▸ Set problem:
Scan the listing below. Report each line that includes "this".

▸ Records for the exercise:

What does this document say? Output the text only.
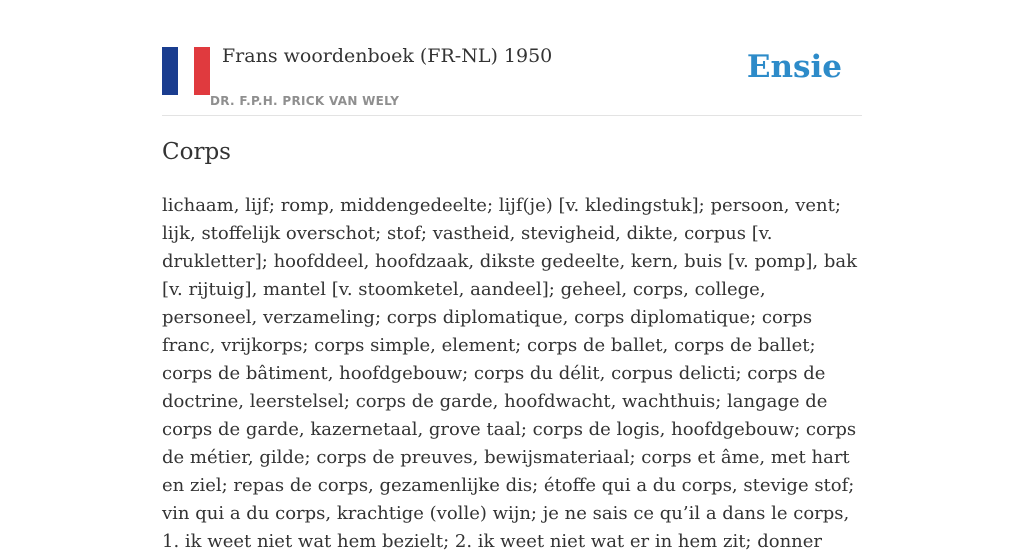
Frans woordenboek (FR-NL) 1950
DR. F.P.H. PRICK VAN WELY
Ensie
Corps

lichaam, lijf; romp, middengedeelte; lijf(je) [v. kledingstuk]; persoon, vent; lijk, stoffelijk overschot; stof; vastheid, stevigheid, dikte, corpus [v. drukletter]; hoofddeel, hoofdzaak, dikste gedeelte, kern, buis [v. pomp], bak [v. rijtuig], mantel [v. stoomketel, aandeel]; geheel, corps, college, personeel, verzameling; corps diplomatique, corps diplomatique; corps franc, vrijkorps; corps simple, element; corps de ballet, corps de ballet; corps de bâtiment, hoofdgebouw; corps du délit, corpus delicti; corps de doctrine, leerstelsel; corps de garde, hoofdwacht, wachthuis; langage de corps de garde, kazernetaal, grove taal; corps de logis, hoofdgebouw; corps de métier, gilde; corps de preuves, bewijsmateriaal; corps et âme, met hart en ziel; repas de corps, gezamenlijke dis; étoffe qui a du corps, stevige stof; vin qui a du corps, krachtige (volle) wijn; je ne sais ce qu’il a dans le corps, 1. ik weet niet wat hem bezielt; 2. ik weet niet wat er in hem zit; donner
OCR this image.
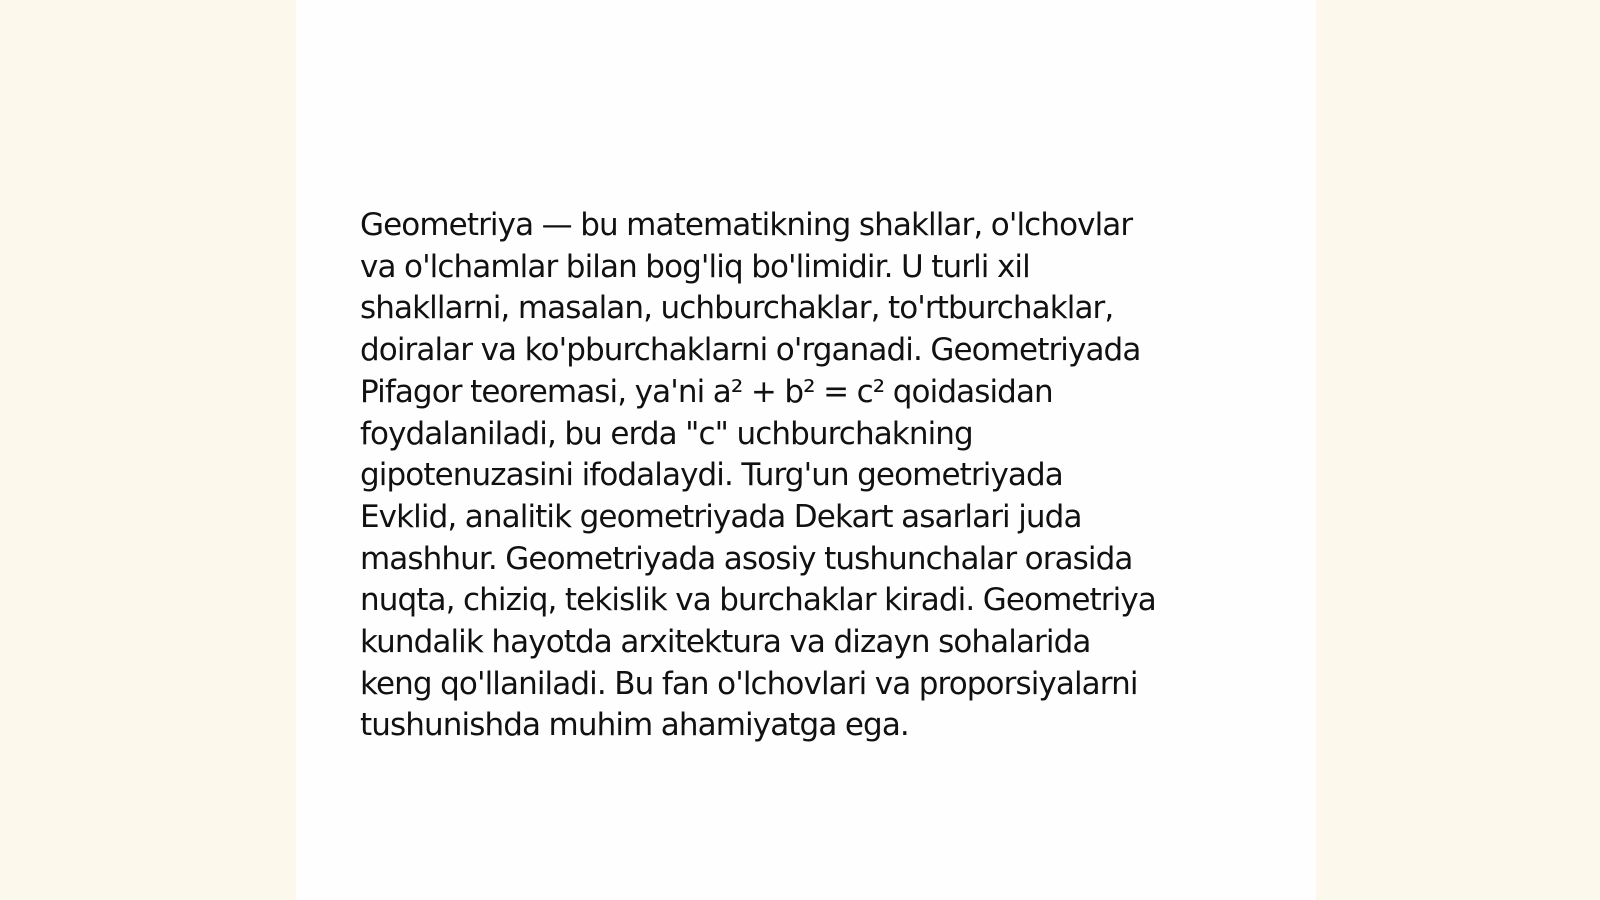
Geometriya — bu matematikning shakllar, o'lchovlar
va o'lchamlar bilan bog'liq bo'limidir. U turli xil
shakllarni, masalan, uchburchaklar, to'rtburchaklar,
doiralar va ko'pburchaklarni o'rganadi. Geometriyada
Pifagor teoremasi, ya'ni a² + b² = c² qoidasidan
foydalaniladi, bu erda "c" uchburchakning
gipotenuzasini ifodalaydi. Turg'un geometriyada
Evklid, analitik geometriyada Dekart asarlari juda
mashhur. Geometriyada asosiy tushunchalar orasida
nuqta, chiziq, tekislik va burchaklar kiradi. Geometriya
kundalik hayotda arxitektura va dizayn sohalarida
keng qo'llaniladi. Bu fan o'lchovlari va proporsiyalarni
tushunishda muhim ahamiyatga ega.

▸ Exercise answer:
What does this document say? Output the text only.
OCR this image.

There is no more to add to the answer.